(Beginning of RECORDS SUPPLIED)
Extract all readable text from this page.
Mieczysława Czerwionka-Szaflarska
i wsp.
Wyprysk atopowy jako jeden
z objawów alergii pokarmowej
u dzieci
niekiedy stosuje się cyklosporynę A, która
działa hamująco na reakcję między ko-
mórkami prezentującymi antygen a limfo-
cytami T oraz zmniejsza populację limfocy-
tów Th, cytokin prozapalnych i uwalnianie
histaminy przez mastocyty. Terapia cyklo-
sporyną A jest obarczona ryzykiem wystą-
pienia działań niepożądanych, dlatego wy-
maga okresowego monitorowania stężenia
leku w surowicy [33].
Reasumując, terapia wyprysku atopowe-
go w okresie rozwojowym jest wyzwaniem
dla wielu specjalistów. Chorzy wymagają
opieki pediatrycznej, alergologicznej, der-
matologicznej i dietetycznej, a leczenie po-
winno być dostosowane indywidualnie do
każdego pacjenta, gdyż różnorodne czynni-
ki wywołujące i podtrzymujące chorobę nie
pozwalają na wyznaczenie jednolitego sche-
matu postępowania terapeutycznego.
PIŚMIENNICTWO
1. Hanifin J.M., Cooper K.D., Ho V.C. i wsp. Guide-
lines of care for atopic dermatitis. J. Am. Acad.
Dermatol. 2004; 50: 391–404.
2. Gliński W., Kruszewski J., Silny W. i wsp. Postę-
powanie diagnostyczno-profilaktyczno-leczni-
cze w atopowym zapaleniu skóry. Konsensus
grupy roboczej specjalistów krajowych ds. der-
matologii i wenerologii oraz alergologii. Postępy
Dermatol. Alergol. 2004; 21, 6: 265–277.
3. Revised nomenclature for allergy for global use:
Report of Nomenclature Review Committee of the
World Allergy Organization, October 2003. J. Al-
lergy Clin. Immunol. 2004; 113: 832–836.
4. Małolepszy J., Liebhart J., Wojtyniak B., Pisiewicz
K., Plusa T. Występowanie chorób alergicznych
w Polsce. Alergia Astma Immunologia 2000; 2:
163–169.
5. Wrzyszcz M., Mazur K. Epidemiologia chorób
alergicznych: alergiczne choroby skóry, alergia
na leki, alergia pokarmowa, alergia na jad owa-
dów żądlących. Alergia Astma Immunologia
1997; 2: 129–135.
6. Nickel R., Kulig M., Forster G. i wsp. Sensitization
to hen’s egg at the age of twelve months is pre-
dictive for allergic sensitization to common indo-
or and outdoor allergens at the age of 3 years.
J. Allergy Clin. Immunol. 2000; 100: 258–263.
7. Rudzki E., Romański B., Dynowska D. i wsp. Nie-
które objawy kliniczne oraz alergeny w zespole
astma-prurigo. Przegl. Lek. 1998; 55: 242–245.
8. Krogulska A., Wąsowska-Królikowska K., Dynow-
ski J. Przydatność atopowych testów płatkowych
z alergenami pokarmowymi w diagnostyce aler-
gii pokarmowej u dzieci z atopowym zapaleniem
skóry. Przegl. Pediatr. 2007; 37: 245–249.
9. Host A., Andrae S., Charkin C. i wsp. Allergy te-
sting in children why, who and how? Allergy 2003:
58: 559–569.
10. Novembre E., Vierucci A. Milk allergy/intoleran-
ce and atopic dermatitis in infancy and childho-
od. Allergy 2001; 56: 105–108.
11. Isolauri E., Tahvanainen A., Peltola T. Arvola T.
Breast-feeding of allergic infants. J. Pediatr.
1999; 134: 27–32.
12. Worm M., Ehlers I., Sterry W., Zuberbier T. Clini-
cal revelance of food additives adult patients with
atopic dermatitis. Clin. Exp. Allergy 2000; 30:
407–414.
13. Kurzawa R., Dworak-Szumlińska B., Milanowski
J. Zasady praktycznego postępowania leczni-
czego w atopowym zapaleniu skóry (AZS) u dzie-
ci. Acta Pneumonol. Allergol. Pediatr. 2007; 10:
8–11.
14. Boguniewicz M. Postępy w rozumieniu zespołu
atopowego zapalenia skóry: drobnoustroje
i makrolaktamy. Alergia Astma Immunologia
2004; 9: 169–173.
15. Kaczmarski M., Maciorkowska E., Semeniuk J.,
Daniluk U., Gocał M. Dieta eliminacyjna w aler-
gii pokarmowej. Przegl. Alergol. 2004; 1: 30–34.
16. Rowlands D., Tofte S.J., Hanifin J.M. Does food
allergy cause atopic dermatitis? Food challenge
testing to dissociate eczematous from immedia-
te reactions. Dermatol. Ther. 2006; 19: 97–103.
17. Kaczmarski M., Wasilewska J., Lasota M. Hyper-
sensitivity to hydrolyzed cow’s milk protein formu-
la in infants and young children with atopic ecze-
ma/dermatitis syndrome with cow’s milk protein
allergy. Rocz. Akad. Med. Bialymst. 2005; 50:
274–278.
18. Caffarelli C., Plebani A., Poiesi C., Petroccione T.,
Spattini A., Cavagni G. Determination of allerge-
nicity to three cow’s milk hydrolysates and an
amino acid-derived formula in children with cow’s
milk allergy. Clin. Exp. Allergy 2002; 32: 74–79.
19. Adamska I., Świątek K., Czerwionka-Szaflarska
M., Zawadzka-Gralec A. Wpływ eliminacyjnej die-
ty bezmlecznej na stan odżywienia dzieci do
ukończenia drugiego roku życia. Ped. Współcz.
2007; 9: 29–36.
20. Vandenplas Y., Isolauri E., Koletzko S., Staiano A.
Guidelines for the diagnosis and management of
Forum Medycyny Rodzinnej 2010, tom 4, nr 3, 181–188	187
(End of RECORDS SUPPLIED)
▶ _REQUIRED WORK_: Write out the records shown above, exactly as they appear.

▶ _YOUR SOLUTION_:
Extract all readable text from this page.
Mieczysława Czerwionka-Szaflarska
i wsp.
Wyprysk atopowy jako jeden
z objawów alergii pokarmowej
u dzieci
niekiedy stosuje się cyklosporynę A, która
działa hamująco na reakcję między ko-
mórkami prezentującymi antygen a limfo-
cytami T oraz zmniejsza populację limfocy-
tów Th, cytokin prozapalnych i uwalnianie
histaminy przez mastocyty. Terapia cyklo-
sporyną A jest obarczona ryzykiem wystą-
pienia działań niepożądanych, dlatego wy-
maga okresowego monitorowania stężenia
leku w surowicy [33].
Reasumując, terapia wyprysku atopowe-
go w okresie rozwojowym jest wyzwaniem
dla wielu specjalistów. Chorzy wymagają
opieki pediatrycznej, alergologicznej, der-
matologicznej i dietetycznej, a leczenie po-
winno być dostosowane indywidualnie do
każdego pacjenta, gdyż różnorodne czynni-
ki wywołujące i podtrzymujące chorobę nie
pozwalają na wyznaczenie jednolitego sche-
matu postępowania terapeutycznego.
PIŚMIENNICTWO
1. Hanifin J.M., Cooper K.D., Ho V.C. i wsp. Guide-
lines of care for atopic dermatitis. J. Am. Acad.
Dermatol. 2004; 50: 391–404.
2. Gliński W., Kruszewski J., Silny W. i wsp. Postę-
powanie diagnostyczno-profilaktyczno-leczni-
cze w atopowym zapaleniu skóry. Konsensus
grupy roboczej specjalistów krajowych ds. der-
matologii i wenerologii oraz alergologii. Postępy
Dermatol. Alergol. 2004; 21, 6: 265–277.
3. Revised nomenclature for allergy for global use:
Report of Nomenclature Review Committee of the
World Allergy Organization, October 2003. J. Al-
lergy Clin. Immunol. 2004; 113: 832–836.
4. Małolepszy J., Liebhart J., Wojtyniak B., Pisiewicz
K., Plusa T. Występowanie chorób alergicznych
w Polsce. Alergia Astma Immunologia 2000; 2:
163–169.
5. Wrzyszcz M., Mazur K. Epidemiologia chorób
alergicznych: alergiczne choroby skóry, alergia
na leki, alergia pokarmowa, alergia na jad owa-
dów żądlących. Alergia Astma Immunologia
1997; 2: 129–135.
6. Nickel R., Kulig M., Forster G. i wsp. Sensitization
to hen’s egg at the age of twelve months is pre-
dictive for allergic sensitization to common indo-
or and outdoor allergens at the age of 3 years.
J. Allergy Clin. Immunol. 2000; 100: 258–263.
7. Rudzki E., Romański B., Dynowska D. i wsp. Nie-
które objawy kliniczne oraz alergeny w zespole
astma-prurigo. Przegl. Lek. 1998; 55: 242–245.
8. Krogulska A., Wąsowska-Królikowska K., Dynow-
ski J. Przydatność atopowych testów płatkowych
z alergenami pokarmowymi w diagnostyce aler-
gii pokarmowej u dzieci z atopowym zapaleniem
skóry. Przegl. Pediatr. 2007; 37: 245–249.
9. Host A., Andrae S., Charkin C. i wsp. Allergy te-
sting in children why, who and how? Allergy 2003:
58: 559–569.
10. Novembre E., Vierucci A. Milk allergy/intoleran-
ce and atopic dermatitis in infancy and childho-
od. Allergy 2001; 56: 105–108.
11. Isolauri E., Tahvanainen A., Peltola T. Arvola T.
Breast-feeding of allergic infants. J. Pediatr.
1999; 134: 27–32.
12. Worm M., Ehlers I., Sterry W., Zuberbier T. Clini-
cal revelance of food additives adult patients with
atopic dermatitis. Clin. Exp. Allergy 2000; 30:
407–414.
13. Kurzawa R., Dworak-Szumlińska B., Milanowski
J. Zasady praktycznego postępowania leczni-
czego w atopowym zapaleniu skóry (AZS) u dzie-
ci. Acta Pneumonol. Allergol. Pediatr. 2007; 10:
8–11.
14. Boguniewicz M. Postępy w rozumieniu zespołu
atopowego zapalenia skóry: drobnoustroje
i makrolaktamy. Alergia Astma Immunologia
2004; 9: 169–173.
15. Kaczmarski M., Maciorkowska E., Semeniuk J.,
Daniluk U., Gocał M. Dieta eliminacyjna w aler-
gii pokarmowej. Przegl. Alergol. 2004; 1: 30–34.
16. Rowlands D., Tofte S.J., Hanifin J.M. Does food
allergy cause atopic dermatitis? Food challenge
testing to dissociate eczematous from immedia-
te reactions. Dermatol. Ther. 2006; 19: 97–103.
17. Kaczmarski M., Wasilewska J., Lasota M. Hyper-
sensitivity to hydrolyzed cow’s milk protein formu-
la in infants and young children with atopic ecze-
ma/dermatitis syndrome with cow’s milk protein
allergy. Rocz. Akad. Med. Bialymst. 2005; 50:
274–278.
18. Caffarelli C., Plebani A., Poiesi C., Petroccione T.,
Spattini A., Cavagni G. Determination of allerge-
nicity to three cow’s milk hydrolysates and an
amino acid-derived formula in children with cow’s
milk allergy. Clin. Exp. Allergy 2002; 32: 74–79.
19. Adamska I., Świątek K., Czerwionka-Szaflarska
M., Zawadzka-Gralec A. Wpływ eliminacyjnej die-
ty bezmlecznej na stan odżywienia dzieci do
ukończenia drugiego roku życia. Ped. Współcz.
2007; 9: 29–36.
20. Vandenplas Y., Isolauri E., Koletzko S., Staiano A.
Guidelines for the diagnosis and management of
Forum Medycyny Rodzinnej 2010, tom 4, nr 3, 181–188	187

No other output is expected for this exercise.